>> begin
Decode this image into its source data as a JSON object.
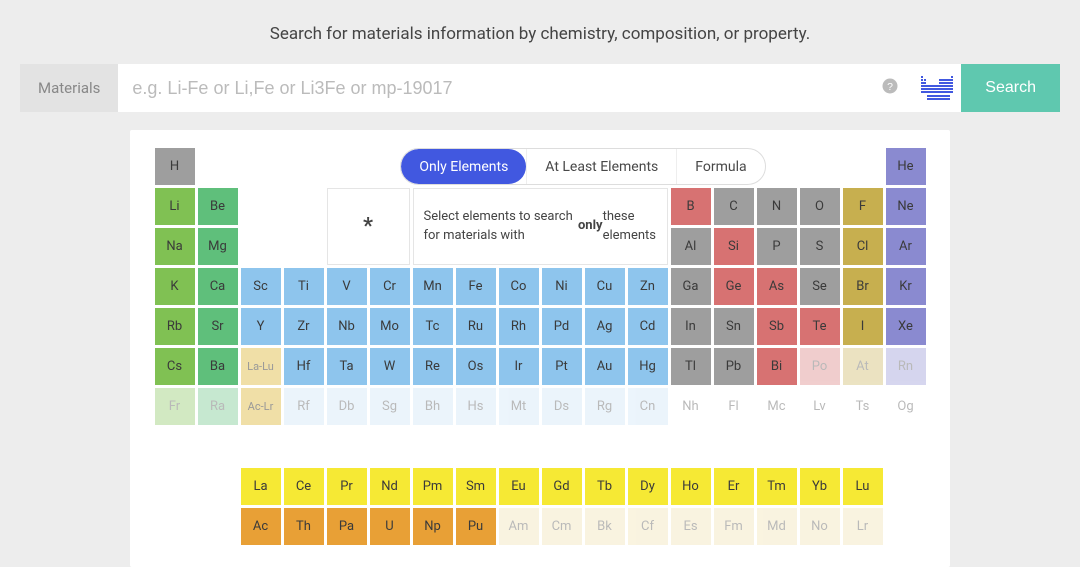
{
  "subtitle": "Search for materials information by chemistry, composition, or property.",
  "search": {
    "label": "Materials",
    "placeholder": "e.g. Li-Fe or Li,Fe or Li3Fe or mp-19017",
    "help": "?",
    "button": "Search"
  },
  "tabs": {
    "only": "Only Elements",
    "atleast": "At Least Elements",
    "formula": "Formula"
  },
  "wildcard": "*",
  "info_pre": "Select elements to search for materials with ",
  "info_bold": "only",
  "info_post": " these elements",
  "colors": {
    "green": "#80c153",
    "darkgreen": "#5fbf7b",
    "lightblue": "#8ec5ed",
    "paleblue": "#c8e1f5",
    "gray": "#9e9e9e",
    "red": "#d77272",
    "olive": "#c7af4f",
    "purple": "#8a8ad0",
    "yellow": "#f6e934",
    "paleyellow": "#f0dfa7",
    "orange": "#e8a036"
  },
  "row1": [
    {
      "s": "H",
      "c": "gray"
    },
    {
      "s": "He",
      "c": "purple"
    }
  ],
  "row2": [
    {
      "s": "Li",
      "c": "green"
    },
    {
      "s": "Be",
      "c": "darkgreen"
    },
    {
      "s": "B",
      "c": "red"
    },
    {
      "s": "C",
      "c": "gray"
    },
    {
      "s": "N",
      "c": "gray"
    },
    {
      "s": "O",
      "c": "gray"
    },
    {
      "s": "F",
      "c": "olive"
    },
    {
      "s": "Ne",
      "c": "purple"
    }
  ],
  "row3": [
    {
      "s": "Na",
      "c": "green"
    },
    {
      "s": "Mg",
      "c": "darkgreen"
    },
    {
      "s": "Al",
      "c": "gray"
    },
    {
      "s": "Si",
      "c": "red"
    },
    {
      "s": "P",
      "c": "gray"
    },
    {
      "s": "S",
      "c": "gray"
    },
    {
      "s": "Cl",
      "c": "olive"
    },
    {
      "s": "Ar",
      "c": "purple"
    }
  ],
  "row4": [
    {
      "s": "K",
      "c": "green"
    },
    {
      "s": "Ca",
      "c": "darkgreen"
    },
    {
      "s": "Sc",
      "c": "lightblue"
    },
    {
      "s": "Ti",
      "c": "lightblue"
    },
    {
      "s": "V",
      "c": "lightblue"
    },
    {
      "s": "Cr",
      "c": "lightblue"
    },
    {
      "s": "Mn",
      "c": "lightblue"
    },
    {
      "s": "Fe",
      "c": "lightblue"
    },
    {
      "s": "Co",
      "c": "lightblue"
    },
    {
      "s": "Ni",
      "c": "lightblue"
    },
    {
      "s": "Cu",
      "c": "lightblue"
    },
    {
      "s": "Zn",
      "c": "lightblue"
    },
    {
      "s": "Ga",
      "c": "gray"
    },
    {
      "s": "Ge",
      "c": "red"
    },
    {
      "s": "As",
      "c": "red"
    },
    {
      "s": "Se",
      "c": "gray"
    },
    {
      "s": "Br",
      "c": "olive"
    },
    {
      "s": "Kr",
      "c": "purple"
    }
  ],
  "row5": [
    {
      "s": "Rb",
      "c": "green"
    },
    {
      "s": "Sr",
      "c": "darkgreen"
    },
    {
      "s": "Y",
      "c": "lightblue"
    },
    {
      "s": "Zr",
      "c": "lightblue"
    },
    {
      "s": "Nb",
      "c": "lightblue"
    },
    {
      "s": "Mo",
      "c": "lightblue"
    },
    {
      "s": "Tc",
      "c": "lightblue"
    },
    {
      "s": "Ru",
      "c": "lightblue"
    },
    {
      "s": "Rh",
      "c": "lightblue"
    },
    {
      "s": "Pd",
      "c": "lightblue"
    },
    {
      "s": "Ag",
      "c": "lightblue"
    },
    {
      "s": "Cd",
      "c": "lightblue"
    },
    {
      "s": "In",
      "c": "gray"
    },
    {
      "s": "Sn",
      "c": "gray"
    },
    {
      "s": "Sb",
      "c": "red"
    },
    {
      "s": "Te",
      "c": "red"
    },
    {
      "s": "I",
      "c": "olive"
    },
    {
      "s": "Xe",
      "c": "purple"
    }
  ],
  "row6": [
    {
      "s": "Cs",
      "c": "green"
    },
    {
      "s": "Ba",
      "c": "darkgreen"
    },
    {
      "s": "La-Lu",
      "c": "paleyellow",
      "tm": true
    },
    {
      "s": "Hf",
      "c": "lightblue"
    },
    {
      "s": "Ta",
      "c": "lightblue"
    },
    {
      "s": "W",
      "c": "lightblue"
    },
    {
      "s": "Re",
      "c": "lightblue"
    },
    {
      "s": "Os",
      "c": "lightblue"
    },
    {
      "s": "Ir",
      "c": "lightblue"
    },
    {
      "s": "Pt",
      "c": "lightblue"
    },
    {
      "s": "Au",
      "c": "lightblue"
    },
    {
      "s": "Hg",
      "c": "lightblue"
    },
    {
      "s": "Tl",
      "c": "gray"
    },
    {
      "s": "Pb",
      "c": "gray"
    },
    {
      "s": "Bi",
      "c": "red"
    },
    {
      "s": "Po",
      "c": "red",
      "f": true
    },
    {
      "s": "At",
      "c": "olive",
      "f": true
    },
    {
      "s": "Rn",
      "c": "purple",
      "f": true
    }
  ],
  "row7": [
    {
      "s": "Fr",
      "c": "green",
      "f": true
    },
    {
      "s": "Ra",
      "c": "darkgreen",
      "f": true
    },
    {
      "s": "Ac-Lr",
      "c": "paleyellow",
      "tm": true
    },
    {
      "s": "Rf",
      "c": "paleblue",
      "f": true
    },
    {
      "s": "Db",
      "c": "paleblue",
      "f": true
    },
    {
      "s": "Sg",
      "c": "paleblue",
      "f": true
    },
    {
      "s": "Bh",
      "c": "paleblue",
      "f": true
    },
    {
      "s": "Hs",
      "c": "paleblue",
      "f": true
    },
    {
      "s": "Mt",
      "c": "paleblue",
      "f": true
    },
    {
      "s": "Ds",
      "c": "paleblue",
      "f": true
    },
    {
      "s": "Rg",
      "c": "paleblue",
      "f": true
    },
    {
      "s": "Cn",
      "c": "paleblue",
      "f": true
    },
    {
      "s": "Nh",
      "c": "",
      "f": true
    },
    {
      "s": "Fl",
      "c": "",
      "f": true
    },
    {
      "s": "Mc",
      "c": "",
      "f": true
    },
    {
      "s": "Lv",
      "c": "",
      "f": true
    },
    {
      "s": "Ts",
      "c": "",
      "f": true
    },
    {
      "s": "Og",
      "c": "",
      "f": true
    }
  ],
  "lan": [
    {
      "s": "La",
      "c": "yellow"
    },
    {
      "s": "Ce",
      "c": "yellow"
    },
    {
      "s": "Pr",
      "c": "yellow"
    },
    {
      "s": "Nd",
      "c": "yellow"
    },
    {
      "s": "Pm",
      "c": "yellow"
    },
    {
      "s": "Sm",
      "c": "yellow"
    },
    {
      "s": "Eu",
      "c": "yellow"
    },
    {
      "s": "Gd",
      "c": "yellow"
    },
    {
      "s": "Tb",
      "c": "yellow"
    },
    {
      "s": "Dy",
      "c": "yellow"
    },
    {
      "s": "Ho",
      "c": "yellow"
    },
    {
      "s": "Er",
      "c": "yellow"
    },
    {
      "s": "Tm",
      "c": "yellow"
    },
    {
      "s": "Yb",
      "c": "yellow"
    },
    {
      "s": "Lu",
      "c": "yellow"
    }
  ],
  "act": [
    {
      "s": "Ac",
      "c": "orange"
    },
    {
      "s": "Th",
      "c": "orange"
    },
    {
      "s": "Pa",
      "c": "orange"
    },
    {
      "s": "U",
      "c": "orange"
    },
    {
      "s": "Np",
      "c": "orange"
    },
    {
      "s": "Pu",
      "c": "orange"
    },
    {
      "s": "Am",
      "c": "paleyellow",
      "f": true
    },
    {
      "s": "Cm",
      "c": "paleyellow",
      "f": true
    },
    {
      "s": "Bk",
      "c": "paleyellow",
      "f": true
    },
    {
      "s": "Cf",
      "c": "paleyellow",
      "f": true
    },
    {
      "s": "Es",
      "c": "paleyellow",
      "f": true
    },
    {
      "s": "Fm",
      "c": "paleyellow",
      "f": true
    },
    {
      "s": "Md",
      "c": "paleyellow",
      "f": true
    },
    {
      "s": "No",
      "c": "paleyellow",
      "f": true
    },
    {
      "s": "Lr",
      "c": "paleyellow",
      "f": true
    }
  ]
}
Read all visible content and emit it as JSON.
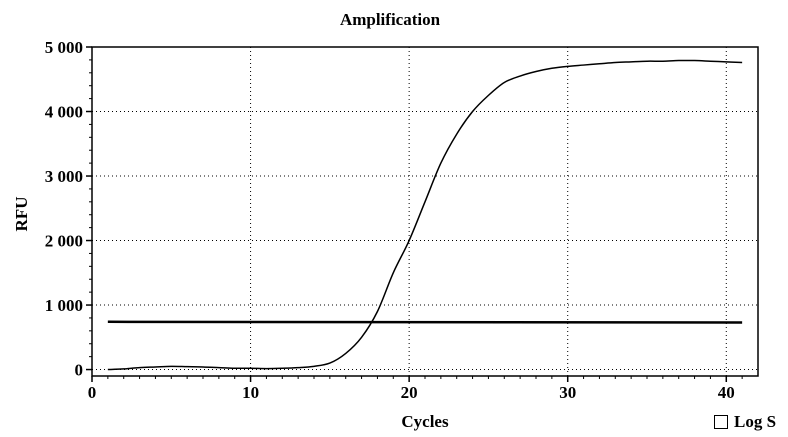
{
  "chart_data": {
    "type": "line",
    "title": "Amplification",
    "xlabel": "Cycles",
    "ylabel": "RFU",
    "xlim": [
      0,
      42
    ],
    "ylim": [
      -100,
      5000
    ],
    "x_ticks": [
      0,
      10,
      20,
      30,
      40
    ],
    "y_ticks": [
      0,
      1000,
      2000,
      3000,
      4000,
      5000
    ],
    "x_tick_labels": [
      "0",
      "10",
      "20",
      "30",
      "40"
    ],
    "y_tick_labels": [
      "0",
      "1 000",
      "2 000",
      "3 000",
      "4 000",
      "5 000"
    ],
    "grid": true,
    "series": [
      {
        "x": [
          1,
          2,
          3,
          4,
          5,
          6,
          7,
          8,
          9,
          10,
          11,
          12,
          13,
          14,
          15,
          16,
          17,
          18,
          19,
          20,
          21,
          22,
          23,
          24,
          25,
          26,
          27,
          28,
          29,
          30,
          31,
          32,
          33,
          34,
          35,
          36,
          37,
          38,
          39,
          40,
          41
        ],
        "values": [
          0,
          10,
          30,
          40,
          50,
          45,
          40,
          30,
          20,
          20,
          15,
          20,
          30,
          50,
          100,
          250,
          500,
          900,
          1500,
          2000,
          2600,
          3200,
          3650,
          4000,
          4250,
          4450,
          4550,
          4620,
          4670,
          4700,
          4720,
          4740,
          4760,
          4770,
          4780,
          4780,
          4790,
          4790,
          4780,
          4770,
          4760
        ]
      },
      {
        "x": [
          1,
          41
        ],
        "values": [
          740,
          730
        ]
      }
    ]
  },
  "controls": {
    "log_scale_label": "Log S"
  }
}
>> end
### What is needed
Gather, from the listing above, every line carrying the word "JSON".

### Result
Decode this image into its source data as a JSON object.
Read all visible content and emit it as JSON.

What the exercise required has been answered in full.